* [WHAT THE TASK ASKS]: The records that follow must be reproduced in full, exactly as written.

-- START OF DATA ROWS --

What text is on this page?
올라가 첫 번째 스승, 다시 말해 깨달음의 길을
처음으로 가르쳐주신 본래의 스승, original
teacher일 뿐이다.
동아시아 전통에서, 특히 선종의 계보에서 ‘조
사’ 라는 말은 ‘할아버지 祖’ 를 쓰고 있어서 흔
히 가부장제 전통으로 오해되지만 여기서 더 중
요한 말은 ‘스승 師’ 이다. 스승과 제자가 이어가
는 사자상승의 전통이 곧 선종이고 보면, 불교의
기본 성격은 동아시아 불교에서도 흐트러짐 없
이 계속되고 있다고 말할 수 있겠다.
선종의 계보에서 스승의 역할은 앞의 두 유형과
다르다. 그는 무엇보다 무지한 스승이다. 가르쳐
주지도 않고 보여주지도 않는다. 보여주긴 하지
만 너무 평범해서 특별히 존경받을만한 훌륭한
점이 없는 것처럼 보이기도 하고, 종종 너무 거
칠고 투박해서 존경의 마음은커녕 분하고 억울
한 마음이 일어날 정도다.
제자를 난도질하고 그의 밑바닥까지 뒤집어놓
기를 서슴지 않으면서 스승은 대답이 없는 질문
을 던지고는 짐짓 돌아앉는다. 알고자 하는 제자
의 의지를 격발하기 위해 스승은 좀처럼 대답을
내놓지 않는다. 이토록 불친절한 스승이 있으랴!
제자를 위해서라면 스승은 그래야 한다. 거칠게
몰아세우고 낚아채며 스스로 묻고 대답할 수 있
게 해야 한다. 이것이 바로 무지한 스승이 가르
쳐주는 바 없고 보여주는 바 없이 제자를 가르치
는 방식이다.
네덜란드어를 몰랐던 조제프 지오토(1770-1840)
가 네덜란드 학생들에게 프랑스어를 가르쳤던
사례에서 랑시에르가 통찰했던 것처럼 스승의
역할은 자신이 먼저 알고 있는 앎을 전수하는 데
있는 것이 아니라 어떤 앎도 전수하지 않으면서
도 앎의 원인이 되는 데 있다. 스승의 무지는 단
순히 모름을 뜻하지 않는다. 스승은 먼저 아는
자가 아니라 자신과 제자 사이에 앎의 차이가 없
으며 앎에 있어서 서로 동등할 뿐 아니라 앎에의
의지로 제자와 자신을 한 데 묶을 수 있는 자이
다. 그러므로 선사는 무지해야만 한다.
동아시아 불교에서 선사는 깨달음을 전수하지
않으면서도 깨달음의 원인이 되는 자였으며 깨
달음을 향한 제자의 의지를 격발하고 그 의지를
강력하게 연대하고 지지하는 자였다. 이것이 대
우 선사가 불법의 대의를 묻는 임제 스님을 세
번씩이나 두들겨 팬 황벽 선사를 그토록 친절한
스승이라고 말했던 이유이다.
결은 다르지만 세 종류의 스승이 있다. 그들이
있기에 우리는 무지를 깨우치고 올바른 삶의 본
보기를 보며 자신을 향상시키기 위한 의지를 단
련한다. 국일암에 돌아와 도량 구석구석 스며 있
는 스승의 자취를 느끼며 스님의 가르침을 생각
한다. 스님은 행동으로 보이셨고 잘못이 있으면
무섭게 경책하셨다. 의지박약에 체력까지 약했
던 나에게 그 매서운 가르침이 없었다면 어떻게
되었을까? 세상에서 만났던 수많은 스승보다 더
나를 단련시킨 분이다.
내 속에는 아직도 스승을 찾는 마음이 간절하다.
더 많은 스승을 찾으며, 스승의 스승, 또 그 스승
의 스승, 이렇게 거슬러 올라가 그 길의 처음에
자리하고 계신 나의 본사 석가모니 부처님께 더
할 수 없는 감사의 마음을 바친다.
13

-- END OF DATA ROWS --

* [WRITTEN ANSWER]:
What text is on this page?
올라가 첫 번째 스승, 다시 말해 깨달음의 길을
처음으로 가르쳐주신 본래의 스승, original
teacher일 뿐이다.
동아시아 전통에서, 특히 선종의 계보에서 ‘조
사’ 라는 말은 ‘할아버지 祖’ 를 쓰고 있어서 흔
히 가부장제 전통으로 오해되지만 여기서 더 중
요한 말은 ‘스승 師’ 이다. 스승과 제자가 이어가
는 사자상승의 전통이 곧 선종이고 보면, 불교의
기본 성격은 동아시아 불교에서도 흐트러짐 없
이 계속되고 있다고 말할 수 있겠다.
선종의 계보에서 스승의 역할은 앞의 두 유형과
다르다. 그는 무엇보다 무지한 스승이다. 가르쳐
주지도 않고 보여주지도 않는다. 보여주긴 하지
만 너무 평범해서 특별히 존경받을만한 훌륭한
점이 없는 것처럼 보이기도 하고, 종종 너무 거
칠고 투박해서 존경의 마음은커녕 분하고 억울
한 마음이 일어날 정도다.
제자를 난도질하고 그의 밑바닥까지 뒤집어놓
기를 서슴지 않으면서 스승은 대답이 없는 질문
을 던지고는 짐짓 돌아앉는다. 알고자 하는 제자
의 의지를 격발하기 위해 스승은 좀처럼 대답을
내놓지 않는다. 이토록 불친절한 스승이 있으랴!
제자를 위해서라면 스승은 그래야 한다. 거칠게
몰아세우고 낚아채며 스스로 묻고 대답할 수 있
게 해야 한다. 이것이 바로 무지한 스승이 가르
쳐주는 바 없고 보여주는 바 없이 제자를 가르치
는 방식이다.
네덜란드어를 몰랐던 조제프 지오토(1770-1840)
가 네덜란드 학생들에게 프랑스어를 가르쳤던
사례에서 랑시에르가 통찰했던 것처럼 스승의
역할은 자신이 먼저 알고 있는 앎을 전수하는 데
있는 것이 아니라 어떤 앎도 전수하지 않으면서
도 앎의 원인이 되는 데 있다. 스승의 무지는 단
순히 모름을 뜻하지 않는다. 스승은 먼저 아는
자가 아니라 자신과 제자 사이에 앎의 차이가 없
으며 앎에 있어서 서로 동등할 뿐 아니라 앎에의
의지로 제자와 자신을 한 데 묶을 수 있는 자이
다. 그러므로 선사는 무지해야만 한다.
동아시아 불교에서 선사는 깨달음을 전수하지
않으면서도 깨달음의 원인이 되는 자였으며 깨
달음을 향한 제자의 의지를 격발하고 그 의지를
강력하게 연대하고 지지하는 자였다. 이것이 대
우 선사가 불법의 대의를 묻는 임제 스님을 세
번씩이나 두들겨 팬 황벽 선사를 그토록 친절한
스승이라고 말했던 이유이다.
결은 다르지만 세 종류의 스승이 있다. 그들이
있기에 우리는 무지를 깨우치고 올바른 삶의 본
보기를 보며 자신을 향상시키기 위한 의지를 단
련한다. 국일암에 돌아와 도량 구석구석 스며 있
는 스승의 자취를 느끼며 스님의 가르침을 생각
한다. 스님은 행동으로 보이셨고 잘못이 있으면
무섭게 경책하셨다. 의지박약에 체력까지 약했
던 나에게 그 매서운 가르침이 없었다면 어떻게
되었을까? 세상에서 만났던 수많은 스승보다 더
나를 단련시킨 분이다.
내 속에는 아직도 스승을 찾는 마음이 간절하다.
더 많은 스승을 찾으며, 스승의 스승, 또 그 스승
의 스승, 이렇게 거슬러 올라가 그 길의 처음에
자리하고 계신 나의 본사 석가모니 부처님께 더
할 수 없는 감사의 마음을 바친다.
13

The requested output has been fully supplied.